▶ _GIVEN EXERCISE_
Copy out all lines of the records in which the word "Battle" appears.

☆ ☆ ☆ ☆

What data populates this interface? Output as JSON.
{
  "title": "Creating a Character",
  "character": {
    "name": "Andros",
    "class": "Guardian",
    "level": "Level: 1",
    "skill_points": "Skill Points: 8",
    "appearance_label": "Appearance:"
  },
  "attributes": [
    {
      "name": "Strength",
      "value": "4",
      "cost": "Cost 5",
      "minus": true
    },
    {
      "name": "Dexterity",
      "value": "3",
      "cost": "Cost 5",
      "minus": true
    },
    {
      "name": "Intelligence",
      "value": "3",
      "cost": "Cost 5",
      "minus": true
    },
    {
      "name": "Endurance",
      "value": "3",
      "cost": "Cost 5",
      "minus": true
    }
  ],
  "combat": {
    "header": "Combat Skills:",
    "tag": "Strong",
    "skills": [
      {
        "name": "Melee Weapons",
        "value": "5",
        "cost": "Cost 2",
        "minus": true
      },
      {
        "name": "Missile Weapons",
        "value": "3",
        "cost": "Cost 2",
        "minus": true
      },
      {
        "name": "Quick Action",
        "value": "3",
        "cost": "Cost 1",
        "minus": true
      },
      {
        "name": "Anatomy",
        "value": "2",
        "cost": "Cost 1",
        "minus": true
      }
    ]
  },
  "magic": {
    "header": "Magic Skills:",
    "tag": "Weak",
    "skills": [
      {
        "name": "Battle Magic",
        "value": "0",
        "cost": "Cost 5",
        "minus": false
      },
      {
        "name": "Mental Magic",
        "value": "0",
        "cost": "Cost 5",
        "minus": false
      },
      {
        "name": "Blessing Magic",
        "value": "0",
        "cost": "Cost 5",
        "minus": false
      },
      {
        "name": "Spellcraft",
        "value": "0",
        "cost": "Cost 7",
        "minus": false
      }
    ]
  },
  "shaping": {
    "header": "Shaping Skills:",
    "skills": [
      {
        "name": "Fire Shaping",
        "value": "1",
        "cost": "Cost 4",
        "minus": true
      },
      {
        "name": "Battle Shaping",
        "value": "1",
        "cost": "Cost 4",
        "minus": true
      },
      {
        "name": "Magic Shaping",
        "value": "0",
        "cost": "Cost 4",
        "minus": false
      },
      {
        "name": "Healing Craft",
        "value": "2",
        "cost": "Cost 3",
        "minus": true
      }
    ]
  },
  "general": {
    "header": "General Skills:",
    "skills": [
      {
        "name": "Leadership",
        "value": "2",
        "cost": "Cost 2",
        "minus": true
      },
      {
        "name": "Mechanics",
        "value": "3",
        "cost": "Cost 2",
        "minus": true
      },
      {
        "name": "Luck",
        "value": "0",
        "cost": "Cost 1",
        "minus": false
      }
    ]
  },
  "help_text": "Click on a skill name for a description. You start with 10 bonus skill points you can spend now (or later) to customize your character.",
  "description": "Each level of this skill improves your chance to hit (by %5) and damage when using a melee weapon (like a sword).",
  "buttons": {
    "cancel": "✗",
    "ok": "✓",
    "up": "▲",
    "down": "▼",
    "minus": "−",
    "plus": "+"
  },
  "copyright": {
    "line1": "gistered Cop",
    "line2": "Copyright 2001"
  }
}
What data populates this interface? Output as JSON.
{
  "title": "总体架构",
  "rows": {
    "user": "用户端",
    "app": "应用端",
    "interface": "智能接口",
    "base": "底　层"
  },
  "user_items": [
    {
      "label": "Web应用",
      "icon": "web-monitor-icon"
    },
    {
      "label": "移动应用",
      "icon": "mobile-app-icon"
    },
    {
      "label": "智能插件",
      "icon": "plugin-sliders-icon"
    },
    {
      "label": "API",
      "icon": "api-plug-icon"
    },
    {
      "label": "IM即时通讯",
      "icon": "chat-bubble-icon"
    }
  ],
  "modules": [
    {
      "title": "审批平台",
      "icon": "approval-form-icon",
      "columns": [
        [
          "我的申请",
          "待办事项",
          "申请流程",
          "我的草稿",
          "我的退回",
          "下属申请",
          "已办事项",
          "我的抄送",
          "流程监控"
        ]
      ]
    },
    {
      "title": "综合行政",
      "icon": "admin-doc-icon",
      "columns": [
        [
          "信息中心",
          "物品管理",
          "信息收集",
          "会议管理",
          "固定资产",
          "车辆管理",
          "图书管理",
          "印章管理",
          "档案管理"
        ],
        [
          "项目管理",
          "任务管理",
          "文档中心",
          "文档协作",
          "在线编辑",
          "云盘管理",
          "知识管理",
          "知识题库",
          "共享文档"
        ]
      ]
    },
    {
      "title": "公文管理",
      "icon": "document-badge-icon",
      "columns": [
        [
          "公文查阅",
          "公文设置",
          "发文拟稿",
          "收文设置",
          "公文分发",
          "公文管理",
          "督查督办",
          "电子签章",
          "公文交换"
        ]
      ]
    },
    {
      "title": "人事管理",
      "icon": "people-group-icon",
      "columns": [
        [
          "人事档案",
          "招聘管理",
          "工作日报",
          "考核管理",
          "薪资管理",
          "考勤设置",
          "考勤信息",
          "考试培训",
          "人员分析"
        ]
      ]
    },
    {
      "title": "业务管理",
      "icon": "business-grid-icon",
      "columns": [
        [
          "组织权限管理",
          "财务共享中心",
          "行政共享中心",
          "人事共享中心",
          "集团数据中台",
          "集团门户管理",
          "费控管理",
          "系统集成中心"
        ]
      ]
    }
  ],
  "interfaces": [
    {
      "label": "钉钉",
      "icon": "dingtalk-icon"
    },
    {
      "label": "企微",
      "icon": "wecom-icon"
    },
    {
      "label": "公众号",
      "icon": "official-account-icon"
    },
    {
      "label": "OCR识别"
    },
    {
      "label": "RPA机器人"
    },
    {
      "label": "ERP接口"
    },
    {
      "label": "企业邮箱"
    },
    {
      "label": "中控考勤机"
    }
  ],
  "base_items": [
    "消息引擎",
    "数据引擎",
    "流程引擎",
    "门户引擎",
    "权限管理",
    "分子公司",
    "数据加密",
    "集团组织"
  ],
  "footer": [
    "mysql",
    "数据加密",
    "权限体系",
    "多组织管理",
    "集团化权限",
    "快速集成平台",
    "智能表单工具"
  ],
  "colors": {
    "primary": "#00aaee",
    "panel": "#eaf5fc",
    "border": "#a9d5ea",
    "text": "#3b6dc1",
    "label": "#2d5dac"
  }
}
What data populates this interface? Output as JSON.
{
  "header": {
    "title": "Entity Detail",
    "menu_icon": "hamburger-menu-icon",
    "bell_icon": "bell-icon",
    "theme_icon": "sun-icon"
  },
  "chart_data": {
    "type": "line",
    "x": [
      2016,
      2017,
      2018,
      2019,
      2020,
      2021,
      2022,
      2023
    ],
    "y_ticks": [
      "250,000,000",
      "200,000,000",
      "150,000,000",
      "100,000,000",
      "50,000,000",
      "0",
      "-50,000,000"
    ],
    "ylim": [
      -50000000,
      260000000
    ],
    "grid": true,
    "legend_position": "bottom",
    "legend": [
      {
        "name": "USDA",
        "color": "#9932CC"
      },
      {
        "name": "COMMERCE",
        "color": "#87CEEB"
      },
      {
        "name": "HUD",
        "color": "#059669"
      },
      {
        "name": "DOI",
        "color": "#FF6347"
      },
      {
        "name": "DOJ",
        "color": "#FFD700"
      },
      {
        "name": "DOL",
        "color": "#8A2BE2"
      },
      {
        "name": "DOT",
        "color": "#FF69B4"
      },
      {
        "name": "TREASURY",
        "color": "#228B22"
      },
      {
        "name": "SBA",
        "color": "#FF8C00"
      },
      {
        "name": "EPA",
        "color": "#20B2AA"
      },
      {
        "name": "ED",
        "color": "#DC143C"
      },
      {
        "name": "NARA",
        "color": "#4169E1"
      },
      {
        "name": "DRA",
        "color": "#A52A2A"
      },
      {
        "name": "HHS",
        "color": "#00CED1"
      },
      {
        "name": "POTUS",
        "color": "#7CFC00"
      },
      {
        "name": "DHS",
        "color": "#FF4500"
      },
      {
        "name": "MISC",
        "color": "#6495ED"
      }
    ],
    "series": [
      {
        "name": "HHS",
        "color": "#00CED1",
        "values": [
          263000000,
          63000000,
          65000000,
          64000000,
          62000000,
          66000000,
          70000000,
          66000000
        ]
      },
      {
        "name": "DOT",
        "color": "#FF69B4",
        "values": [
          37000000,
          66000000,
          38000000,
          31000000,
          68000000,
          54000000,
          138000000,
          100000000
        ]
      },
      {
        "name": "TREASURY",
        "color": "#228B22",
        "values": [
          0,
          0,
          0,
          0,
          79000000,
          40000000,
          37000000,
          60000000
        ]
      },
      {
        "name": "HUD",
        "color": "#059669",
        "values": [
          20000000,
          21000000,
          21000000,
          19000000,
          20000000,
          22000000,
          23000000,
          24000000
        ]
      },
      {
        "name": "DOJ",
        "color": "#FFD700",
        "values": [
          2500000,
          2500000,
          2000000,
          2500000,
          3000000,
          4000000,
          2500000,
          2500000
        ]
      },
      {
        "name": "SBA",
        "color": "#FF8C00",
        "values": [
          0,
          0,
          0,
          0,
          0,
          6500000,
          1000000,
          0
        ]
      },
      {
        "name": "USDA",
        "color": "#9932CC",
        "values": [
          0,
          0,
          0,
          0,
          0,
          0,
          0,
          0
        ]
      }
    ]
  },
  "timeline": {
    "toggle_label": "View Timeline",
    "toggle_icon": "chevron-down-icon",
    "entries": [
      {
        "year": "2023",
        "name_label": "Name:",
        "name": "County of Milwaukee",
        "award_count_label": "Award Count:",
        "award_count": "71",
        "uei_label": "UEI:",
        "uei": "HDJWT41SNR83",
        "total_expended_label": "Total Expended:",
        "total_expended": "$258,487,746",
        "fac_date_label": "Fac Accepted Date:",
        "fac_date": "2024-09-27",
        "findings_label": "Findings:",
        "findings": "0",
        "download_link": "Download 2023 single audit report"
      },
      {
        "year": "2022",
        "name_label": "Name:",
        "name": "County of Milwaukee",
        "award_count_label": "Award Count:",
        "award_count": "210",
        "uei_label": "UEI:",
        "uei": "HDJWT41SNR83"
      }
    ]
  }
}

☆ ☆ ☆ ☆

▶ _FINAL RESULT_
        "name": "Battle Magic",
        "name": "Battle Shaping",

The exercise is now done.